Given exercise ▸
Could you write out every entry exactly as it stands?

Records provided ▸
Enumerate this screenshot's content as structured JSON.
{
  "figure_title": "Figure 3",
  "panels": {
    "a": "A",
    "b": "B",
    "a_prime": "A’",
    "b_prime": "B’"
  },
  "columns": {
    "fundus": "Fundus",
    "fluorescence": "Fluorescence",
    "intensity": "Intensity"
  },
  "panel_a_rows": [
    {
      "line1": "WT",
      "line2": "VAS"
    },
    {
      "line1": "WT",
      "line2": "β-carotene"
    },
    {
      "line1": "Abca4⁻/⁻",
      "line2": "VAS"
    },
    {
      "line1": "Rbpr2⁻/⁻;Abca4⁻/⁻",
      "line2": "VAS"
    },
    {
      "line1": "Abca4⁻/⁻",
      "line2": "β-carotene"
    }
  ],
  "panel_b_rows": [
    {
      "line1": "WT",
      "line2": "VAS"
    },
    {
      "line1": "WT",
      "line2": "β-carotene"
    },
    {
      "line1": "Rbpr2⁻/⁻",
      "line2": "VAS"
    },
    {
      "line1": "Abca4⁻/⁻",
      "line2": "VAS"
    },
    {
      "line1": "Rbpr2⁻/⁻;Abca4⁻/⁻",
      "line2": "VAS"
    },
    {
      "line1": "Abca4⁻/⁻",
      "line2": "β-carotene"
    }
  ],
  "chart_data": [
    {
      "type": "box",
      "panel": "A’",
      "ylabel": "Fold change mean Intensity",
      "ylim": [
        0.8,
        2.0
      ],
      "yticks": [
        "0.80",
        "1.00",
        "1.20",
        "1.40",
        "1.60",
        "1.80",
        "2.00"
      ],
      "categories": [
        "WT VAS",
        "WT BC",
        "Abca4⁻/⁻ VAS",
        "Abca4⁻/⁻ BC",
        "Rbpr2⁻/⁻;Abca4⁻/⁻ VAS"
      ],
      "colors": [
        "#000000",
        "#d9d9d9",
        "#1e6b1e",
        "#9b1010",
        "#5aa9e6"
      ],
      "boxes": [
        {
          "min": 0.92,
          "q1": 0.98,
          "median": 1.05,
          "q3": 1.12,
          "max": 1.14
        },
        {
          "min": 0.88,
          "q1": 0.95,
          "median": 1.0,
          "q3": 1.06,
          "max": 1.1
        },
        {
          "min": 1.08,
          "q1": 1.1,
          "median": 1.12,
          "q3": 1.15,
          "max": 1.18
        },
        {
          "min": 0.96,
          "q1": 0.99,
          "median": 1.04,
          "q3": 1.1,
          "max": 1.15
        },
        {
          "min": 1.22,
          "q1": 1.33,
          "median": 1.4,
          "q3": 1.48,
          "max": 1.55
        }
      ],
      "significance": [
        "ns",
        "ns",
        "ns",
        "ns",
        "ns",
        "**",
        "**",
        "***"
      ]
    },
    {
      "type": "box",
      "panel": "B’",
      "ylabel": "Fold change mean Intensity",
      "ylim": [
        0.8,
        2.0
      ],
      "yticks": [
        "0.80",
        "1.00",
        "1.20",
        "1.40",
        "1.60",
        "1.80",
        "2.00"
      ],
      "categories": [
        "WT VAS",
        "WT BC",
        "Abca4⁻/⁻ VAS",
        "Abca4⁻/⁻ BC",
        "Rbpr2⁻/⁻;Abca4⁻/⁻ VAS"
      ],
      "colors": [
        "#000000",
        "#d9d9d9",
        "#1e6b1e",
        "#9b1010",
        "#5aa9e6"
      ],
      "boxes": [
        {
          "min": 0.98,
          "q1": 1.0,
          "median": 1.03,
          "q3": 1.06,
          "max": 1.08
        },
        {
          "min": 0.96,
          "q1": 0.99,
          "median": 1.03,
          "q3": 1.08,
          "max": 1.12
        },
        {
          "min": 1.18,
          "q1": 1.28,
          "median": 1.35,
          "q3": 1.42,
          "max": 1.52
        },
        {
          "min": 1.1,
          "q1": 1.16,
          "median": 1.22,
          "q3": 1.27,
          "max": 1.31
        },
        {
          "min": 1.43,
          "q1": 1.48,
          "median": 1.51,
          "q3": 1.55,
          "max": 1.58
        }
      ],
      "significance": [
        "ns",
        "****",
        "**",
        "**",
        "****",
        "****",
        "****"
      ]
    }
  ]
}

Full solution ▸
Enumerate this screenshot's content as structured JSON.
{
  "figure_title": "Figure 3",
  "panels": {
    "a": "A",
    "b": "B",
    "a_prime": "A’",
    "b_prime": "B’"
  },
  "columns": {
    "fundus": "Fundus",
    "fluorescence": "Fluorescence",
    "intensity": "Intensity"
  },
  "panel_a_rows": [
    {
      "line1": "WT",
      "line2": "VAS"
    },
    {
      "line1": "WT",
      "line2": "β-carotene"
    },
    {
      "line1": "Abca4⁻/⁻",
      "line2": "VAS"
    },
    {
      "line1": "Rbpr2⁻/⁻;Abca4⁻/⁻",
      "line2": "VAS"
    },
    {
      "line1": "Abca4⁻/⁻",
      "line2": "β-carotene"
    }
  ],
  "panel_b_rows": [
    {
      "line1": "WT",
      "line2": "VAS"
    },
    {
      "line1": "WT",
      "line2": "β-carotene"
    },
    {
      "line1": "Rbpr2⁻/⁻",
      "line2": "VAS"
    },
    {
      "line1": "Abca4⁻/⁻",
      "line2": "VAS"
    },
    {
      "line1": "Rbpr2⁻/⁻;Abca4⁻/⁻",
      "line2": "VAS"
    },
    {
      "line1": "Abca4⁻/⁻",
      "line2": "β-carotene"
    }
  ],
  "chart_data": [
    {
      "type": "box",
      "panel": "A’",
      "ylabel": "Fold change mean Intensity",
      "ylim": [
        0.8,
        2.0
      ],
      "yticks": [
        "0.80",
        "1.00",
        "1.20",
        "1.40",
        "1.60",
        "1.80",
        "2.00"
      ],
      "categories": [
        "WT VAS",
        "WT BC",
        "Abca4⁻/⁻ VAS",
        "Abca4⁻/⁻ BC",
        "Rbpr2⁻/⁻;Abca4⁻/⁻ VAS"
      ],
      "colors": [
        "#000000",
        "#d9d9d9",
        "#1e6b1e",
        "#9b1010",
        "#5aa9e6"
      ],
      "boxes": [
        {
          "min": 0.92,
          "q1": 0.98,
          "median": 1.05,
          "q3": 1.12,
          "max": 1.14
        },
        {
          "min": 0.88,
          "q1": 0.95,
          "median": 1.0,
          "q3": 1.06,
          "max": 1.1
        },
        {
          "min": 1.08,
          "q1": 1.1,
          "median": 1.12,
          "q3": 1.15,
          "max": 1.18
        },
        {
          "min": 0.96,
          "q1": 0.99,
          "median": 1.04,
          "q3": 1.1,
          "max": 1.15
        },
        {
          "min": 1.22,
          "q1": 1.33,
          "median": 1.4,
          "q3": 1.48,
          "max": 1.55
        }
      ],
      "significance": [
        "ns",
        "ns",
        "ns",
        "ns",
        "ns",
        "**",
        "**",
        "***"
      ]
    },
    {
      "type": "box",
      "panel": "B’",
      "ylabel": "Fold change mean Intensity",
      "ylim": [
        0.8,
        2.0
      ],
      "yticks": [
        "0.80",
        "1.00",
        "1.20",
        "1.40",
        "1.60",
        "1.80",
        "2.00"
      ],
      "categories": [
        "WT VAS",
        "WT BC",
        "Abca4⁻/⁻ VAS",
        "Abca4⁻/⁻ BC",
        "Rbpr2⁻/⁻;Abca4⁻/⁻ VAS"
      ],
      "colors": [
        "#000000",
        "#d9d9d9",
        "#1e6b1e",
        "#9b1010",
        "#5aa9e6"
      ],
      "boxes": [
        {
          "min": 0.98,
          "q1": 1.0,
          "median": 1.03,
          "q3": 1.06,
          "max": 1.08
        },
        {
          "min": 0.96,
          "q1": 0.99,
          "median": 1.03,
          "q3": 1.08,
          "max": 1.12
        },
        {
          "min": 1.18,
          "q1": 1.28,
          "median": 1.35,
          "q3": 1.42,
          "max": 1.52
        },
        {
          "min": 1.1,
          "q1": 1.16,
          "median": 1.22,
          "q3": 1.27,
          "max": 1.31
        },
        {
          "min": 1.43,
          "q1": 1.48,
          "median": 1.51,
          "q3": 1.55,
          "max": 1.58
        }
      ],
      "significance": [
        "ns",
        "****",
        "**",
        "**",
        "****",
        "****",
        "****"
      ]
    }
  ]
}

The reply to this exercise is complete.